* [Given instruction]: Look through the data below. Show each line where the string "上单调递增" occurs.

* [Data supplied]:
☆ ☆ ☆ ☆ ☆ ☆ ☆

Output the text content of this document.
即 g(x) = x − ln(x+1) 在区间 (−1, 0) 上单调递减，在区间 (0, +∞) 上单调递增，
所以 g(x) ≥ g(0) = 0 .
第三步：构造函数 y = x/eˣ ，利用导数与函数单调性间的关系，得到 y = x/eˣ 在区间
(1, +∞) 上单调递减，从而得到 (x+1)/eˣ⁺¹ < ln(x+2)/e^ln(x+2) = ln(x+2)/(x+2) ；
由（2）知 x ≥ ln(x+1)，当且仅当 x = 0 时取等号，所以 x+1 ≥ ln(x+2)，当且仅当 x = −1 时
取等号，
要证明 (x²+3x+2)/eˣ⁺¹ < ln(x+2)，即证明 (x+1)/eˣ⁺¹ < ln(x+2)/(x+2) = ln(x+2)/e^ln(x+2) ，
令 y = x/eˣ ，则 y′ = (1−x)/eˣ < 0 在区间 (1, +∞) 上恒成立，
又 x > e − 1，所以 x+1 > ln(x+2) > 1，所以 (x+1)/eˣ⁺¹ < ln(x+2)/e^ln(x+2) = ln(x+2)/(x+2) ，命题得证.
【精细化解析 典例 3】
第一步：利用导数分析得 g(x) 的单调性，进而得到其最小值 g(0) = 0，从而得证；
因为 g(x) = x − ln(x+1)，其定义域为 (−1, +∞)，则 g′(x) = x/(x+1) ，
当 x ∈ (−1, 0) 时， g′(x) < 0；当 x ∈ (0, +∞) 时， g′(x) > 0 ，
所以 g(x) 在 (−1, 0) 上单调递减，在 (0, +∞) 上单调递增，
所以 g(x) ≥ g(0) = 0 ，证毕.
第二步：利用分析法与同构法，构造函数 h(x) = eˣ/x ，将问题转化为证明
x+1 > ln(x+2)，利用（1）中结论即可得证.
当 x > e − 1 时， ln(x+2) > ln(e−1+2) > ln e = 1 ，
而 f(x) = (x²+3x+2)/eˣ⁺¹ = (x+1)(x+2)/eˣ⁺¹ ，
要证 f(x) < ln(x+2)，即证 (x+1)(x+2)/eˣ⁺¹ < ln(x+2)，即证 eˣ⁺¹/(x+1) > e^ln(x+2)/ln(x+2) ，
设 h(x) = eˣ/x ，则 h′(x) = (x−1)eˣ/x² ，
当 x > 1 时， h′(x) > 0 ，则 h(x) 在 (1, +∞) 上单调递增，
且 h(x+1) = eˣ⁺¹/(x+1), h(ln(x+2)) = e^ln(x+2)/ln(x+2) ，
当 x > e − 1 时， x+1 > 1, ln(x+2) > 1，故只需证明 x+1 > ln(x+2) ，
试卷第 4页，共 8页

☆ ☆ ☆ ☆ ☆ ☆ ☆

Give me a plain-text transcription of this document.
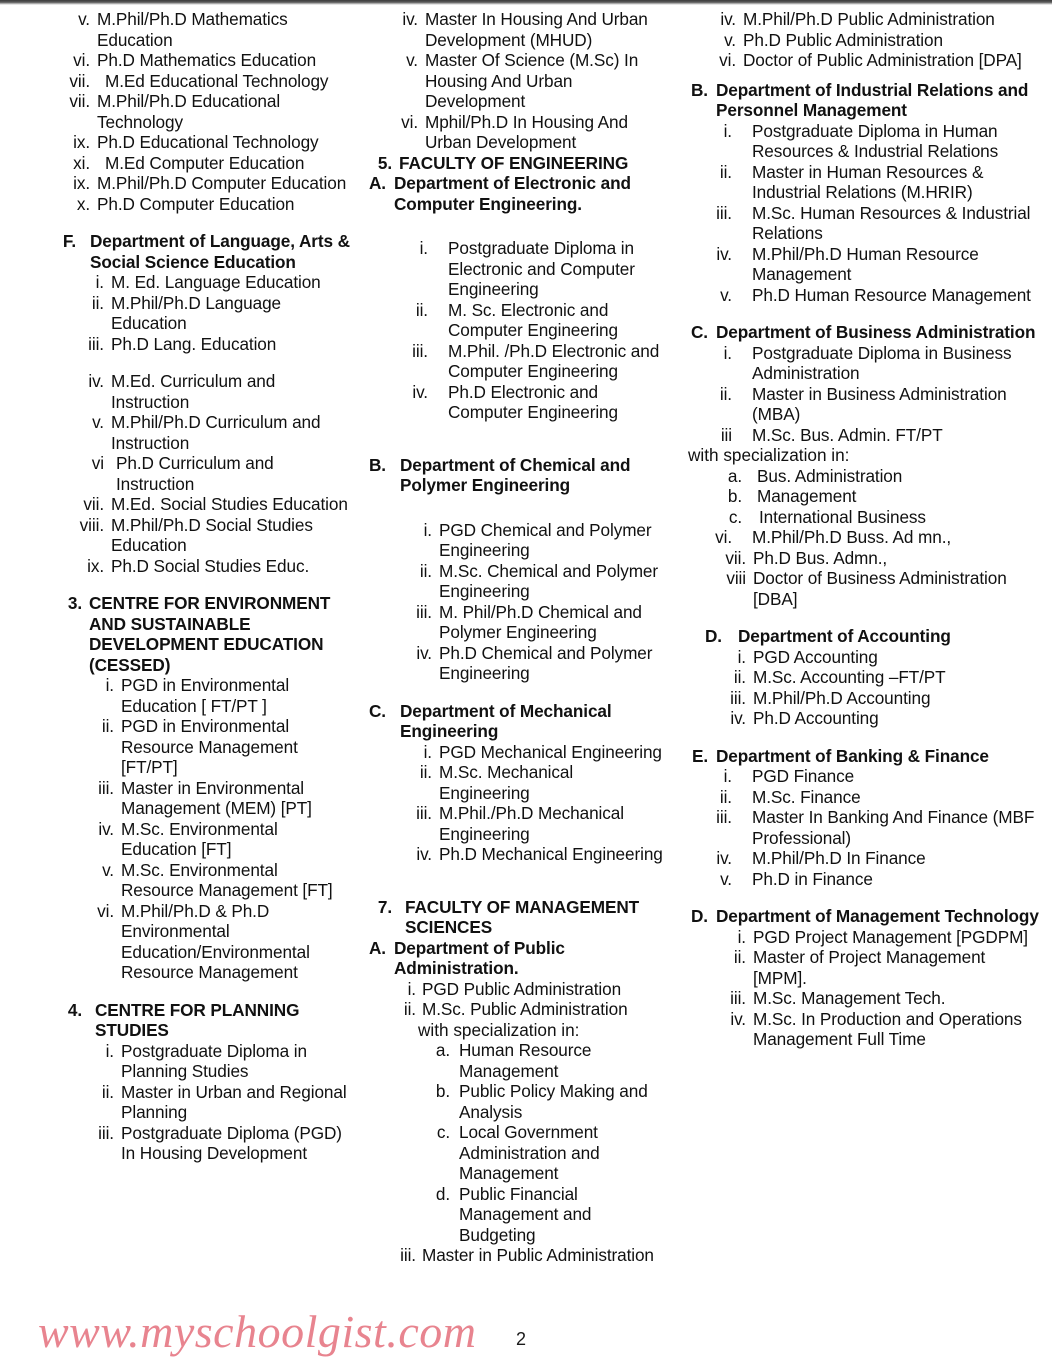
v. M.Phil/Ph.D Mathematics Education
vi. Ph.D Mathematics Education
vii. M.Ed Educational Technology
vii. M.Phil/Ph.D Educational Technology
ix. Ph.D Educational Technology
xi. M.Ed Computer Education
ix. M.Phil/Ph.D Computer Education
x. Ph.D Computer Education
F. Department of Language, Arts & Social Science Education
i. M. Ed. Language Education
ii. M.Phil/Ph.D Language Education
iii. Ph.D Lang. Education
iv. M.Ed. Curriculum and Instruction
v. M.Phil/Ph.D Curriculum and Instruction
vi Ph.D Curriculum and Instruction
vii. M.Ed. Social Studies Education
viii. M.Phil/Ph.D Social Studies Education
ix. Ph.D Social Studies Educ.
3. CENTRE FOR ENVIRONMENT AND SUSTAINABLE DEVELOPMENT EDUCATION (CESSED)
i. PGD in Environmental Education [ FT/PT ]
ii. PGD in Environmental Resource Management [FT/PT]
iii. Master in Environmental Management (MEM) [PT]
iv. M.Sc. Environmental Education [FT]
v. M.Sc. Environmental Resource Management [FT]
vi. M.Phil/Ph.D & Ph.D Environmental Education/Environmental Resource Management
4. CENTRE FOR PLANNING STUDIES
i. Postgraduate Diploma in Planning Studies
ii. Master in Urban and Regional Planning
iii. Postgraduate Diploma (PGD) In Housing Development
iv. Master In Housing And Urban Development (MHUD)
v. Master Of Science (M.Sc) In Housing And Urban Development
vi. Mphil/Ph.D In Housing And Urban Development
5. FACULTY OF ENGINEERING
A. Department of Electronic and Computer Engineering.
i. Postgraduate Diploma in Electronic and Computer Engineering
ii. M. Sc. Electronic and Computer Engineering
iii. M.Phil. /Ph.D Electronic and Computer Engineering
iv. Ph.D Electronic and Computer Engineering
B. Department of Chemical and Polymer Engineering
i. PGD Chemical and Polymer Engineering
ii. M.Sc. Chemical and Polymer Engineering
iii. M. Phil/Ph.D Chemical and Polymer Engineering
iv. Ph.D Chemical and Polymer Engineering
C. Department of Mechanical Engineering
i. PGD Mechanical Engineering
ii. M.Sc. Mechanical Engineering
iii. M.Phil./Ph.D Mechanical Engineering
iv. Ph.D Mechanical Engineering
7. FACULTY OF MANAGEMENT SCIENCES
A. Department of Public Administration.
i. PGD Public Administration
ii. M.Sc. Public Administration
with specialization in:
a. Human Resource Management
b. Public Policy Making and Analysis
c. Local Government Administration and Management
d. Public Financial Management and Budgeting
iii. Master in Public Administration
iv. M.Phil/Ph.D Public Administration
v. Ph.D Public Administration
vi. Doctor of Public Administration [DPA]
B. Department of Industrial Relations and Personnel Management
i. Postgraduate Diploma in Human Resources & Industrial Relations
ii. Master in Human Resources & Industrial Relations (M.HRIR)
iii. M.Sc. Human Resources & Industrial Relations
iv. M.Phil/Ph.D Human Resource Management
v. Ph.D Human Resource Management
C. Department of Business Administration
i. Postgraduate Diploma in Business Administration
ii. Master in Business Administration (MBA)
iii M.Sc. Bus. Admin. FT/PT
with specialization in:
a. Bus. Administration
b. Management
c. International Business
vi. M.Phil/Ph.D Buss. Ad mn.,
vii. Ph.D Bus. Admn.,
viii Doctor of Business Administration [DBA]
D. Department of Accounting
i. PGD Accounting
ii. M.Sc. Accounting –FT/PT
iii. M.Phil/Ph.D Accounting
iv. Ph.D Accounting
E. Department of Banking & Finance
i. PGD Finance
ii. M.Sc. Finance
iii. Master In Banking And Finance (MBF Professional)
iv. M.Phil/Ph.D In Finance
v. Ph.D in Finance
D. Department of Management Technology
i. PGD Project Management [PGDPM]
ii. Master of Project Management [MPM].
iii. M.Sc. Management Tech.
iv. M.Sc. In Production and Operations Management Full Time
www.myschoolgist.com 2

☆ ☆ ☆ ☆ ☆ ☆ ☆

* [Solution to this task]:
即 g(x) = x − ln(x+1) 在区间 (−1, 0) 上单调递减，在区间 (0, +∞) 上单调递增，
所以 g(x) 在 (−1, 0) 上单调递减，在 (0, +∞) 上单调递增，
当 x > 1 时， h′(x) > 0 ，则 h(x) 在 (1, +∞) 上单调递增，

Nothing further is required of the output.